Your task is to restate the data word for word.

....................

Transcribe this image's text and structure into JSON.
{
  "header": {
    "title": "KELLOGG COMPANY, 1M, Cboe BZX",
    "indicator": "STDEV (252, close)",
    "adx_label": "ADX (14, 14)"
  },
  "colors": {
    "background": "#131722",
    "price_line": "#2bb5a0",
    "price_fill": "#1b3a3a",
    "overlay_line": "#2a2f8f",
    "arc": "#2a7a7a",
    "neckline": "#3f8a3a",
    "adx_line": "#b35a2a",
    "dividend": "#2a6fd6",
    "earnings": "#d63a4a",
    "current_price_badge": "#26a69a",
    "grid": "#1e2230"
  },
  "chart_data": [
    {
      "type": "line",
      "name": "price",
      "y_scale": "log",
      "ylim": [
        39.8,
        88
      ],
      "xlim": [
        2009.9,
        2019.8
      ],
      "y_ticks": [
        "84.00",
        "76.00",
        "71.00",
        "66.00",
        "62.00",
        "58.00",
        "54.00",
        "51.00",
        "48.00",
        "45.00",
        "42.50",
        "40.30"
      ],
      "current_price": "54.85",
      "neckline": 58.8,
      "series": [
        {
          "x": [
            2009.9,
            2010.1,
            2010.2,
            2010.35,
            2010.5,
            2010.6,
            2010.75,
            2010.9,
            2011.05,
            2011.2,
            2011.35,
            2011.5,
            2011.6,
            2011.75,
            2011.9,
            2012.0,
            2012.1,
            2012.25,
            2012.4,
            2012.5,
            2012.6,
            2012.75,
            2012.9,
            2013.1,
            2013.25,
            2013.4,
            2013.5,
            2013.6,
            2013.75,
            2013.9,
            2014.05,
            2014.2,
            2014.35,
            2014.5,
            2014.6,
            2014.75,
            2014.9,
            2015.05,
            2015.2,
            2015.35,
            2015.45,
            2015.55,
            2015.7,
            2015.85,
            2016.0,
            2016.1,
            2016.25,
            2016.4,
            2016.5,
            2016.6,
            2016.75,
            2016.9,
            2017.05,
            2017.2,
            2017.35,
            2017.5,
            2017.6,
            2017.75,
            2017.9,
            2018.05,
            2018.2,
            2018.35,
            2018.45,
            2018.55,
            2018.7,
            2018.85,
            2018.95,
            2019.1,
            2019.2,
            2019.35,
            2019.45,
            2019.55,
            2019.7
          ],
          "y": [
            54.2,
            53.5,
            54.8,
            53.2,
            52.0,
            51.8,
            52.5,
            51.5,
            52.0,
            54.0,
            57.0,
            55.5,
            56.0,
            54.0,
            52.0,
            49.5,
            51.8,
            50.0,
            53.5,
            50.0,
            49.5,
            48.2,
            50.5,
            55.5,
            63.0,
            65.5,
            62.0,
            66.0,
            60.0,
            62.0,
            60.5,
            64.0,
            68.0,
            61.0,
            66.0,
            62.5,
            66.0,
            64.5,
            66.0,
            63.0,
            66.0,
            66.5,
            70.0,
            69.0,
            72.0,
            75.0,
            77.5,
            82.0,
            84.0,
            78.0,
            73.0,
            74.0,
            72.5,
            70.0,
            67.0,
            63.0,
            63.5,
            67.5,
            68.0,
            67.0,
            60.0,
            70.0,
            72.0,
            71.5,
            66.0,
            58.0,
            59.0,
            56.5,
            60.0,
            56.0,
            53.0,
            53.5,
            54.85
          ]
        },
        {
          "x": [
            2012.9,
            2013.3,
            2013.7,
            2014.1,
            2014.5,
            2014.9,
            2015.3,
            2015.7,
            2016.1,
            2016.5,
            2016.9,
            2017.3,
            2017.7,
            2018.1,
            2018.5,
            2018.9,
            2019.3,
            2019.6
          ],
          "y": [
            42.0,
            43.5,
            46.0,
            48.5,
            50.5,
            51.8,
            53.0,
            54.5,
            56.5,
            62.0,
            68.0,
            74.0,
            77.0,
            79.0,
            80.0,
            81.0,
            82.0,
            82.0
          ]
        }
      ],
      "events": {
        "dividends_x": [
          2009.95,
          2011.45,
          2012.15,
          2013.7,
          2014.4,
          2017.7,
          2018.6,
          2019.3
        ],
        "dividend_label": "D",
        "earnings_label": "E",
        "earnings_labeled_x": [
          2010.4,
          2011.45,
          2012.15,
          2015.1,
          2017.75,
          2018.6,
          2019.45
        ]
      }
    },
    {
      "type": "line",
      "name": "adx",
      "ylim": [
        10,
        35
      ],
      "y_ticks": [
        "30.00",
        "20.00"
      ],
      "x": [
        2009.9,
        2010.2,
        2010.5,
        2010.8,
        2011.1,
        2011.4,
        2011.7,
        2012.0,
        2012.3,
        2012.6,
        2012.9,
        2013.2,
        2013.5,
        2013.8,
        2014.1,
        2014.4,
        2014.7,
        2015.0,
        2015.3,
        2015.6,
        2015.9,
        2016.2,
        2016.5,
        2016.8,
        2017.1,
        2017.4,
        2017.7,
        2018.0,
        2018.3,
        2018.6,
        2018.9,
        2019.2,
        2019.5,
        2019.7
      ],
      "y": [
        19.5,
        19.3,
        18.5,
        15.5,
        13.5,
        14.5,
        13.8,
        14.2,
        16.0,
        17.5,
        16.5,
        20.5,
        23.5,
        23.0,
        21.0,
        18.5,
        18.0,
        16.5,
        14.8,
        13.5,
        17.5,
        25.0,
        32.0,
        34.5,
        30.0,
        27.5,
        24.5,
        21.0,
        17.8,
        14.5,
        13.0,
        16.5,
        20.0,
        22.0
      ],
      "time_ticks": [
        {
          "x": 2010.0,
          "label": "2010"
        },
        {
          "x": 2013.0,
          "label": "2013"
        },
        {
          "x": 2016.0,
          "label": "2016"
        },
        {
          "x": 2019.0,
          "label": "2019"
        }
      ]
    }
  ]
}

....................

→ **WRITTEN RESPONSE**
Transcribe this image's text and structure into JSON.
{
  "header": {
    "title": "KELLOGG COMPANY, 1M, Cboe BZX",
    "indicator": "STDEV (252, close)",
    "adx_label": "ADX (14, 14)"
  },
  "colors": {
    "background": "#131722",
    "price_line": "#2bb5a0",
    "price_fill": "#1b3a3a",
    "overlay_line": "#2a2f8f",
    "arc": "#2a7a7a",
    "neckline": "#3f8a3a",
    "adx_line": "#b35a2a",
    "dividend": "#2a6fd6",
    "earnings": "#d63a4a",
    "current_price_badge": "#26a69a",
    "grid": "#1e2230"
  },
  "chart_data": [
    {
      "type": "line",
      "name": "price",
      "y_scale": "log",
      "ylim": [
        39.8,
        88
      ],
      "xlim": [
        2009.9,
        2019.8
      ],
      "y_ticks": [
        "84.00",
        "76.00",
        "71.00",
        "66.00",
        "62.00",
        "58.00",
        "54.00",
        "51.00",
        "48.00",
        "45.00",
        "42.50",
        "40.30"
      ],
      "current_price": "54.85",
      "neckline": 58.8,
      "series": [
        {
          "x": [
            2009.9,
            2010.1,
            2010.2,
            2010.35,
            2010.5,
            2010.6,
            2010.75,
            2010.9,
            2011.05,
            2011.2,
            2011.35,
            2011.5,
            2011.6,
            2011.75,
            2011.9,
            2012.0,
            2012.1,
            2012.25,
            2012.4,
            2012.5,
            2012.6,
            2012.75,
            2012.9,
            2013.1,
            2013.25,
            2013.4,
            2013.5,
            2013.6,
            2013.75,
            2013.9,
            2014.05,
            2014.2,
            2014.35,
            2014.5,
            2014.6,
            2014.75,
            2014.9,
            2015.05,
            2015.2,
            2015.35,
            2015.45,
            2015.55,
            2015.7,
            2015.85,
            2016.0,
            2016.1,
            2016.25,
            2016.4,
            2016.5,
            2016.6,
            2016.75,
            2016.9,
            2017.05,
            2017.2,
            2017.35,
            2017.5,
            2017.6,
            2017.75,
            2017.9,
            2018.05,
            2018.2,
            2018.35,
            2018.45,
            2018.55,
            2018.7,
            2018.85,
            2018.95,
            2019.1,
            2019.2,
            2019.35,
            2019.45,
            2019.55,
            2019.7
          ],
          "y": [
            54.2,
            53.5,
            54.8,
            53.2,
            52.0,
            51.8,
            52.5,
            51.5,
            52.0,
            54.0,
            57.0,
            55.5,
            56.0,
            54.0,
            52.0,
            49.5,
            51.8,
            50.0,
            53.5,
            50.0,
            49.5,
            48.2,
            50.5,
            55.5,
            63.0,
            65.5,
            62.0,
            66.0,
            60.0,
            62.0,
            60.5,
            64.0,
            68.0,
            61.0,
            66.0,
            62.5,
            66.0,
            64.5,
            66.0,
            63.0,
            66.0,
            66.5,
            70.0,
            69.0,
            72.0,
            75.0,
            77.5,
            82.0,
            84.0,
            78.0,
            73.0,
            74.0,
            72.5,
            70.0,
            67.0,
            63.0,
            63.5,
            67.5,
            68.0,
            67.0,
            60.0,
            70.0,
            72.0,
            71.5,
            66.0,
            58.0,
            59.0,
            56.5,
            60.0,
            56.0,
            53.0,
            53.5,
            54.85
          ]
        },
        {
          "x": [
            2012.9,
            2013.3,
            2013.7,
            2014.1,
            2014.5,
            2014.9,
            2015.3,
            2015.7,
            2016.1,
            2016.5,
            2016.9,
            2017.3,
            2017.7,
            2018.1,
            2018.5,
            2018.9,
            2019.3,
            2019.6
          ],
          "y": [
            42.0,
            43.5,
            46.0,
            48.5,
            50.5,
            51.8,
            53.0,
            54.5,
            56.5,
            62.0,
            68.0,
            74.0,
            77.0,
            79.0,
            80.0,
            81.0,
            82.0,
            82.0
          ]
        }
      ],
      "events": {
        "dividends_x": [
          2009.95,
          2011.45,
          2012.15,
          2013.7,
          2014.4,
          2017.7,
          2018.6,
          2019.3
        ],
        "dividend_label": "D",
        "earnings_label": "E",
        "earnings_labeled_x": [
          2010.4,
          2011.45,
          2012.15,
          2015.1,
          2017.75,
          2018.6,
          2019.45
        ]
      }
    },
    {
      "type": "line",
      "name": "adx",
      "ylim": [
        10,
        35
      ],
      "y_ticks": [
        "30.00",
        "20.00"
      ],
      "x": [
        2009.9,
        2010.2,
        2010.5,
        2010.8,
        2011.1,
        2011.4,
        2011.7,
        2012.0,
        2012.3,
        2012.6,
        2012.9,
        2013.2,
        2013.5,
        2013.8,
        2014.1,
        2014.4,
        2014.7,
        2015.0,
        2015.3,
        2015.6,
        2015.9,
        2016.2,
        2016.5,
        2016.8,
        2017.1,
        2017.4,
        2017.7,
        2018.0,
        2018.3,
        2018.6,
        2018.9,
        2019.2,
        2019.5,
        2019.7
      ],
      "y": [
        19.5,
        19.3,
        18.5,
        15.5,
        13.5,
        14.5,
        13.8,
        14.2,
        16.0,
        17.5,
        16.5,
        20.5,
        23.5,
        23.0,
        21.0,
        18.5,
        18.0,
        16.5,
        14.8,
        13.5,
        17.5,
        25.0,
        32.0,
        34.5,
        30.0,
        27.5,
        24.5,
        21.0,
        17.8,
        14.5,
        13.0,
        16.5,
        20.0,
        22.0
      ],
      "time_ticks": [
        {
          "x": 2010.0,
          "label": "2010"
        },
        {
          "x": 2013.0,
          "label": "2013"
        },
        {
          "x": 2016.0,
          "label": "2016"
        },
        {
          "x": 2019.0,
          "label": "2019"
        }
      ]
    }
  ]
}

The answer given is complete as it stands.